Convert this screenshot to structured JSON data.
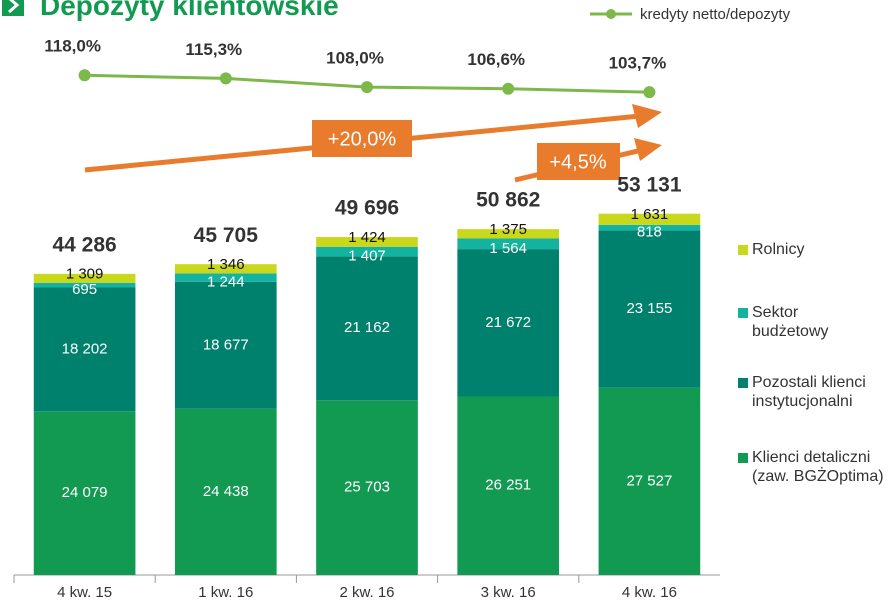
{
  "chart_data": {
    "type": "stacked_bar_line",
    "title": "Depozyty klientowskie",
    "categories": [
      "4 kw. 15",
      "1 kw. 16",
      "2 kw. 16",
      "3 kw. 16",
      "4 kw. 16"
    ],
    "ylim": [
      0,
      80000
    ],
    "series": [
      {
        "name": "Klienci detaliczni (zaw. BGŻOptima)",
        "color": "#139a52",
        "values": [
          24079,
          24438,
          25703,
          26251,
          27527
        ],
        "value_labels": [
          "24 079",
          "24 438",
          "25 703",
          "26 251",
          "27 527"
        ]
      },
      {
        "name": "Pozostali klienci instytucjonalni",
        "color": "#00816d",
        "values": [
          18202,
          18677,
          21162,
          21672,
          23155
        ],
        "value_labels": [
          "18 202",
          "18 677",
          "21 162",
          "21 672",
          "23 155"
        ]
      },
      {
        "name": "Sektor budżetowy",
        "color": "#14b3a1",
        "values": [
          695,
          1244,
          1407,
          1564,
          818
        ],
        "value_labels": [
          "695",
          "1 244",
          "1 407",
          "1 564",
          "818"
        ]
      },
      {
        "name": "Rolnicy",
        "color": "#cad81c",
        "values": [
          1309,
          1346,
          1424,
          1375,
          1631
        ],
        "value_labels": [
          "1 309",
          "1 346",
          "1 424",
          "1 375",
          "1 631"
        ]
      },
      {
        "name": "kredyty netto/depozyty",
        "color": "#7cb84a",
        "axis": "y2",
        "values": [
          118.0,
          115.3,
          108.0,
          106.6,
          103.7
        ],
        "value_labels": [
          "118,0%",
          "115,3%",
          "108,0%",
          "106,6%",
          "103,7%"
        ]
      }
    ],
    "y2lim": [
      60,
      130
    ],
    "totals": {
      "values": [
        44286,
        45705,
        49696,
        50862,
        53131
      ],
      "value_labels": [
        "44 286",
        "45 705",
        "49 696",
        "50 862",
        "53 131"
      ]
    },
    "annotations": [
      "+20,0%",
      "+4,5%"
    ]
  }
}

EXERCISE
Omit the pictures and give the material again, exactly and in full.

FULL OUTPUT
Convert this screenshot to structured JSON data.
{
  "chart_data": {
    "type": "stacked_bar_line",
    "title": "Depozyty klientowskie",
    "categories": [
      "4 kw. 15",
      "1 kw. 16",
      "2 kw. 16",
      "3 kw. 16",
      "4 kw. 16"
    ],
    "ylim": [
      0,
      80000
    ],
    "series": [
      {
        "name": "Klienci detaliczni (zaw. BGŻOptima)",
        "color": "#139a52",
        "values": [
          24079,
          24438,
          25703,
          26251,
          27527
        ],
        "value_labels": [
          "24 079",
          "24 438",
          "25 703",
          "26 251",
          "27 527"
        ]
      },
      {
        "name": "Pozostali klienci instytucjonalni",
        "color": "#00816d",
        "values": [
          18202,
          18677,
          21162,
          21672,
          23155
        ],
        "value_labels": [
          "18 202",
          "18 677",
          "21 162",
          "21 672",
          "23 155"
        ]
      },
      {
        "name": "Sektor budżetowy",
        "color": "#14b3a1",
        "values": [
          695,
          1244,
          1407,
          1564,
          818
        ],
        "value_labels": [
          "695",
          "1 244",
          "1 407",
          "1 564",
          "818"
        ]
      },
      {
        "name": "Rolnicy",
        "color": "#cad81c",
        "values": [
          1309,
          1346,
          1424,
          1375,
          1631
        ],
        "value_labels": [
          "1 309",
          "1 346",
          "1 424",
          "1 375",
          "1 631"
        ]
      },
      {
        "name": "kredyty netto/depozyty",
        "color": "#7cb84a",
        "axis": "y2",
        "values": [
          118.0,
          115.3,
          108.0,
          106.6,
          103.7
        ],
        "value_labels": [
          "118,0%",
          "115,3%",
          "108,0%",
          "106,6%",
          "103,7%"
        ]
      }
    ],
    "y2lim": [
      60,
      130
    ],
    "totals": {
      "values": [
        44286,
        45705,
        49696,
        50862,
        53131
      ],
      "value_labels": [
        "44 286",
        "45 705",
        "49 696",
        "50 862",
        "53 131"
      ]
    },
    "annotations": [
      "+20,0%",
      "+4,5%"
    ]
  }
}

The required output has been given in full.